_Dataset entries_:

======

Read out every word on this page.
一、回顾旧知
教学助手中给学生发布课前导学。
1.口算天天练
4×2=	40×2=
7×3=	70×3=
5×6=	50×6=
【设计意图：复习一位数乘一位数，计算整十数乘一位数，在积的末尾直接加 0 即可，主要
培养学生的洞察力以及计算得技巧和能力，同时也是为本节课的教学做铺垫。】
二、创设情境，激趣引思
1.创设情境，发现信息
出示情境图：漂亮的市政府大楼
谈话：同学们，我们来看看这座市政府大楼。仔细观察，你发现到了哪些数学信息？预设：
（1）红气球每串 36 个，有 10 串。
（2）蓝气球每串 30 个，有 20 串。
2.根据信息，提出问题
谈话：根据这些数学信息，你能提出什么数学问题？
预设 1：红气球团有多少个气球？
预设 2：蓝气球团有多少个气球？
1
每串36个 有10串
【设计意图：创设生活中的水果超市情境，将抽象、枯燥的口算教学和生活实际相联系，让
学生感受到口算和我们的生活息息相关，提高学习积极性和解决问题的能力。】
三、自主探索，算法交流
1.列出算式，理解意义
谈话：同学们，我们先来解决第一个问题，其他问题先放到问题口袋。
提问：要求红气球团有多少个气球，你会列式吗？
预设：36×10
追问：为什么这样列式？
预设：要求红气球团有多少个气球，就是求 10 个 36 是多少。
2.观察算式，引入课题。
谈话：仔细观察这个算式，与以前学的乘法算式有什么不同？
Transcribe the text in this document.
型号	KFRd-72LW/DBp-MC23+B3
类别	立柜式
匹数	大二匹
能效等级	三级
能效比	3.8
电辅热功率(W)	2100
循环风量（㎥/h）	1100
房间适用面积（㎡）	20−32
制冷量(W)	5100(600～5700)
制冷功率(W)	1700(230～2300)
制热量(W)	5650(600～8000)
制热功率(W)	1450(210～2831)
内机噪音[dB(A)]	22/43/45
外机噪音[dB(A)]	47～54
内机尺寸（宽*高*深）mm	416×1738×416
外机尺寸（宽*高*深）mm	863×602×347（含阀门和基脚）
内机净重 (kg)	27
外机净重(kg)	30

======

All of the records must be retyped exactly as they are.

_THE OUTPUT_:
Read out every word on this page.
一、回顾旧知
教学助手中给学生发布课前导学。
1.口算天天练
4×2=	40×2=
7×3=	70×3=
5×6=	50×6=
【设计意图：复习一位数乘一位数，计算整十数乘一位数，在积的末尾直接加 0 即可，主要
培养学生的洞察力以及计算得技巧和能力，同时也是为本节课的教学做铺垫。】
二、创设情境，激趣引思
1.创设情境，发现信息
出示情境图：漂亮的市政府大楼
谈话：同学们，我们来看看这座市政府大楼。仔细观察，你发现到了哪些数学信息？预设：
（1）红气球每串 36 个，有 10 串。
（2）蓝气球每串 30 个，有 20 串。
2.根据信息，提出问题
谈话：根据这些数学信息，你能提出什么数学问题？
预设 1：红气球团有多少个气球？
预设 2：蓝气球团有多少个气球？
1
每串36个 有10串
【设计意图：创设生活中的水果超市情境，将抽象、枯燥的口算教学和生活实际相联系，让
学生感受到口算和我们的生活息息相关，提高学习积极性和解决问题的能力。】
三、自主探索，算法交流
1.列出算式，理解意义
谈话：同学们，我们先来解决第一个问题，其他问题先放到问题口袋。
提问：要求红气球团有多少个气球，你会列式吗？
预设：36×10
追问：为什么这样列式？
预设：要求红气球团有多少个气球，就是求 10 个 36 是多少。
2.观察算式，引入课题。
谈话：仔细观察这个算式，与以前学的乘法算式有什么不同？
Transcribe the text in this document.
型号	KFRd-72LW/DBp-MC23+B3
类别	立柜式
匹数	大二匹
能效等级	三级
能效比	3.8
电辅热功率(W)	2100
循环风量（㎥/h）	1100
房间适用面积（㎡）	20−32
制冷量(W)	5100(600～5700)
制冷功率(W)	1700(230～2300)
制热量(W)	5650(600～8000)
制热功率(W)	1450(210～2831)
内机噪音[dB(A)]	22/43/45
外机噪音[dB(A)]	47～54
内机尺寸（宽*高*深）mm	416×1738×416
外机尺寸（宽*高*深）mm	863×602×347（含阀门和基脚）
内机净重 (kg)	27
外机净重(kg)	30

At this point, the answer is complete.